Each line below must be printed again exactly.

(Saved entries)
────

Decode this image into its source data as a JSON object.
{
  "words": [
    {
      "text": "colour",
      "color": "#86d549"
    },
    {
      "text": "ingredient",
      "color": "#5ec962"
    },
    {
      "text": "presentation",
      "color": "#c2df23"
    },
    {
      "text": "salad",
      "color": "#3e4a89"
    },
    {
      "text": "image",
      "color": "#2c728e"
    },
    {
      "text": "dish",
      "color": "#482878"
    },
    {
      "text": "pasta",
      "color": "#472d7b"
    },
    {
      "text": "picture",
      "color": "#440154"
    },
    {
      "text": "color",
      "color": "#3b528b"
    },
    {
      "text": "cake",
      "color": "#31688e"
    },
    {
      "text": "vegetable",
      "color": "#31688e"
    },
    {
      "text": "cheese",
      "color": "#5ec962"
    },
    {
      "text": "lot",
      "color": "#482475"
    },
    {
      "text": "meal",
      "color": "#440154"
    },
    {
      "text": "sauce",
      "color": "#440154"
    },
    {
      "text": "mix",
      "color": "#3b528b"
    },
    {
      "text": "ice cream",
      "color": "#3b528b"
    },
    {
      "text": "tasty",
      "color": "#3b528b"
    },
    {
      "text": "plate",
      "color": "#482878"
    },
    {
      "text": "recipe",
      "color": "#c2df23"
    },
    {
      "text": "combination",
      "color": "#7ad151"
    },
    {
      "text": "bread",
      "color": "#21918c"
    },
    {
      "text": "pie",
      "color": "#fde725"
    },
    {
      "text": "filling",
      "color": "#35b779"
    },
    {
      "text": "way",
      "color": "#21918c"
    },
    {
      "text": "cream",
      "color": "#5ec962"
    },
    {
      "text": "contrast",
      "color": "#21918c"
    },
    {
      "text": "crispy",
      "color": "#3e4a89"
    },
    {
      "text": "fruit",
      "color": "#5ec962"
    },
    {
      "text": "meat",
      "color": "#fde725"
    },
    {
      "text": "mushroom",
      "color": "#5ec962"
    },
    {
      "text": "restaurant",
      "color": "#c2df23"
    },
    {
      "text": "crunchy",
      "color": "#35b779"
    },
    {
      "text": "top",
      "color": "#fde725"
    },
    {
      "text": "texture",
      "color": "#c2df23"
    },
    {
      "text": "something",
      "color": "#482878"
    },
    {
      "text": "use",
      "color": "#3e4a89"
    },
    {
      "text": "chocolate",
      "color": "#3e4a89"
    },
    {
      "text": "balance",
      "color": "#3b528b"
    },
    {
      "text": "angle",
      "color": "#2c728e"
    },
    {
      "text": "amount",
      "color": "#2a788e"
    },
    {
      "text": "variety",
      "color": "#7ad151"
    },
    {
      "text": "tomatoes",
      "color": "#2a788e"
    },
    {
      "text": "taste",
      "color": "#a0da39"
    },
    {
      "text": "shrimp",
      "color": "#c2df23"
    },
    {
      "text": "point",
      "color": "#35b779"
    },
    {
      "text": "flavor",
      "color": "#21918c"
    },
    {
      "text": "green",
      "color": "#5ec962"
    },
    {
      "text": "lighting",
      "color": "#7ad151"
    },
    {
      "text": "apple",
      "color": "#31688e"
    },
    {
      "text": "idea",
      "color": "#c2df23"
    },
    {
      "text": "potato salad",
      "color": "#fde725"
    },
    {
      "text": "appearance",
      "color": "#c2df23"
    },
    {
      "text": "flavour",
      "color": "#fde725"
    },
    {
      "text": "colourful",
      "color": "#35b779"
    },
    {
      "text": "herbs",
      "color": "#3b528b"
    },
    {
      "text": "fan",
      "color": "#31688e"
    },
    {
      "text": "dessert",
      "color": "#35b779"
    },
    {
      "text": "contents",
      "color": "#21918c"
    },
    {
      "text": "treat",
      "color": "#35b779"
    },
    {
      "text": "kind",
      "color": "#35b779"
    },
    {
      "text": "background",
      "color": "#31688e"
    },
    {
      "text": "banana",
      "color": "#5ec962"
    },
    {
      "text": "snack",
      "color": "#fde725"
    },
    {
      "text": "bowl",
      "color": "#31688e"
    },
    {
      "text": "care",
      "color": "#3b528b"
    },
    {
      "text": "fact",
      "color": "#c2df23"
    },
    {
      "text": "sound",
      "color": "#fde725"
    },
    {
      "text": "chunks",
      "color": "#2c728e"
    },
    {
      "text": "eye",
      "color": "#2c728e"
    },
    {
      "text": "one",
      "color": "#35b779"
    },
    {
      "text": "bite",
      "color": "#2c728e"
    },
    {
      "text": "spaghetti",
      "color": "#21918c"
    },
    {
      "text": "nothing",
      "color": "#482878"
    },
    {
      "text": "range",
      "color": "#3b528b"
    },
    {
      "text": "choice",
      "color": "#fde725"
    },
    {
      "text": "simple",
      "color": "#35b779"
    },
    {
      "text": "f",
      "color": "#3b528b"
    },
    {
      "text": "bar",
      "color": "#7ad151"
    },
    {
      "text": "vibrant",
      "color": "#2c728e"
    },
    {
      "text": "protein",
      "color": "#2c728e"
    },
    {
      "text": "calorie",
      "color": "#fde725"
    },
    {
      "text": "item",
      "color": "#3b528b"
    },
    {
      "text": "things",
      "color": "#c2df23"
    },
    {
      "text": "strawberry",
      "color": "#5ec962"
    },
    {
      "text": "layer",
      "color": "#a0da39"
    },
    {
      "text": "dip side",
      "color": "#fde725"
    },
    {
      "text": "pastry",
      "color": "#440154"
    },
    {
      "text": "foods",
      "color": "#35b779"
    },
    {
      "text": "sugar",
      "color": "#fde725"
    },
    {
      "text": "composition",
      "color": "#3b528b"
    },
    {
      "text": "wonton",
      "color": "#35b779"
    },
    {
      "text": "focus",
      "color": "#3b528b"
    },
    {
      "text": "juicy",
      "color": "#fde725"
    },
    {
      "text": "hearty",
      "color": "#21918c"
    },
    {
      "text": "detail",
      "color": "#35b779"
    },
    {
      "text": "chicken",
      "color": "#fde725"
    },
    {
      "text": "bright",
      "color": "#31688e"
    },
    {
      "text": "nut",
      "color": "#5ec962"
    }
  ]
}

────

## TASK RESPONSE
Decode this image into its source data as a JSON object.
{
  "words": [
    {
      "text": "colour",
      "color": "#86d549"
    },
    {
      "text": "ingredient",
      "color": "#5ec962"
    },
    {
      "text": "presentation",
      "color": "#c2df23"
    },
    {
      "text": "salad",
      "color": "#3e4a89"
    },
    {
      "text": "image",
      "color": "#2c728e"
    },
    {
      "text": "dish",
      "color": "#482878"
    },
    {
      "text": "pasta",
      "color": "#472d7b"
    },
    {
      "text": "picture",
      "color": "#440154"
    },
    {
      "text": "color",
      "color": "#3b528b"
    },
    {
      "text": "cake",
      "color": "#31688e"
    },
    {
      "text": "vegetable",
      "color": "#31688e"
    },
    {
      "text": "cheese",
      "color": "#5ec962"
    },
    {
      "text": "lot",
      "color": "#482475"
    },
    {
      "text": "meal",
      "color": "#440154"
    },
    {
      "text": "sauce",
      "color": "#440154"
    },
    {
      "text": "mix",
      "color": "#3b528b"
    },
    {
      "text": "ice cream",
      "color": "#3b528b"
    },
    {
      "text": "tasty",
      "color": "#3b528b"
    },
    {
      "text": "plate",
      "color": "#482878"
    },
    {
      "text": "recipe",
      "color": "#c2df23"
    },
    {
      "text": "combination",
      "color": "#7ad151"
    },
    {
      "text": "bread",
      "color": "#21918c"
    },
    {
      "text": "pie",
      "color": "#fde725"
    },
    {
      "text": "filling",
      "color": "#35b779"
    },
    {
      "text": "way",
      "color": "#21918c"
    },
    {
      "text": "cream",
      "color": "#5ec962"
    },
    {
      "text": "contrast",
      "color": "#21918c"
    },
    {
      "text": "crispy",
      "color": "#3e4a89"
    },
    {
      "text": "fruit",
      "color": "#5ec962"
    },
    {
      "text": "meat",
      "color": "#fde725"
    },
    {
      "text": "mushroom",
      "color": "#5ec962"
    },
    {
      "text": "restaurant",
      "color": "#c2df23"
    },
    {
      "text": "crunchy",
      "color": "#35b779"
    },
    {
      "text": "top",
      "color": "#fde725"
    },
    {
      "text": "texture",
      "color": "#c2df23"
    },
    {
      "text": "something",
      "color": "#482878"
    },
    {
      "text": "use",
      "color": "#3e4a89"
    },
    {
      "text": "chocolate",
      "color": "#3e4a89"
    },
    {
      "text": "balance",
      "color": "#3b528b"
    },
    {
      "text": "angle",
      "color": "#2c728e"
    },
    {
      "text": "amount",
      "color": "#2a788e"
    },
    {
      "text": "variety",
      "color": "#7ad151"
    },
    {
      "text": "tomatoes",
      "color": "#2a788e"
    },
    {
      "text": "taste",
      "color": "#a0da39"
    },
    {
      "text": "shrimp",
      "color": "#c2df23"
    },
    {
      "text": "point",
      "color": "#35b779"
    },
    {
      "text": "flavor",
      "color": "#21918c"
    },
    {
      "text": "green",
      "color": "#5ec962"
    },
    {
      "text": "lighting",
      "color": "#7ad151"
    },
    {
      "text": "apple",
      "color": "#31688e"
    },
    {
      "text": "idea",
      "color": "#c2df23"
    },
    {
      "text": "potato salad",
      "color": "#fde725"
    },
    {
      "text": "appearance",
      "color": "#c2df23"
    },
    {
      "text": "flavour",
      "color": "#fde725"
    },
    {
      "text": "colourful",
      "color": "#35b779"
    },
    {
      "text": "herbs",
      "color": "#3b528b"
    },
    {
      "text": "fan",
      "color": "#31688e"
    },
    {
      "text": "dessert",
      "color": "#35b779"
    },
    {
      "text": "contents",
      "color": "#21918c"
    },
    {
      "text": "treat",
      "color": "#35b779"
    },
    {
      "text": "kind",
      "color": "#35b779"
    },
    {
      "text": "background",
      "color": "#31688e"
    },
    {
      "text": "banana",
      "color": "#5ec962"
    },
    {
      "text": "snack",
      "color": "#fde725"
    },
    {
      "text": "bowl",
      "color": "#31688e"
    },
    {
      "text": "care",
      "color": "#3b528b"
    },
    {
      "text": "fact",
      "color": "#c2df23"
    },
    {
      "text": "sound",
      "color": "#fde725"
    },
    {
      "text": "chunks",
      "color": "#2c728e"
    },
    {
      "text": "eye",
      "color": "#2c728e"
    },
    {
      "text": "one",
      "color": "#35b779"
    },
    {
      "text": "bite",
      "color": "#2c728e"
    },
    {
      "text": "spaghetti",
      "color": "#21918c"
    },
    {
      "text": "nothing",
      "color": "#482878"
    },
    {
      "text": "range",
      "color": "#3b528b"
    },
    {
      "text": "choice",
      "color": "#fde725"
    },
    {
      "text": "simple",
      "color": "#35b779"
    },
    {
      "text": "f",
      "color": "#3b528b"
    },
    {
      "text": "bar",
      "color": "#7ad151"
    },
    {
      "text": "vibrant",
      "color": "#2c728e"
    },
    {
      "text": "protein",
      "color": "#2c728e"
    },
    {
      "text": "calorie",
      "color": "#fde725"
    },
    {
      "text": "item",
      "color": "#3b528b"
    },
    {
      "text": "things",
      "color": "#c2df23"
    },
    {
      "text": "strawberry",
      "color": "#5ec962"
    },
    {
      "text": "layer",
      "color": "#a0da39"
    },
    {
      "text": "dip side",
      "color": "#fde725"
    },
    {
      "text": "pastry",
      "color": "#440154"
    },
    {
      "text": "foods",
      "color": "#35b779"
    },
    {
      "text": "sugar",
      "color": "#fde725"
    },
    {
      "text": "composition",
      "color": "#3b528b"
    },
    {
      "text": "wonton",
      "color": "#35b779"
    },
    {
      "text": "focus",
      "color": "#3b528b"
    },
    {
      "text": "juicy",
      "color": "#fde725"
    },
    {
      "text": "hearty",
      "color": "#21918c"
    },
    {
      "text": "detail",
      "color": "#35b779"
    },
    {
      "text": "chicken",
      "color": "#fde725"
    },
    {
      "text": "bright",
      "color": "#31688e"
    },
    {
      "text": "nut",
      "color": "#5ec962"
    }
  ]
}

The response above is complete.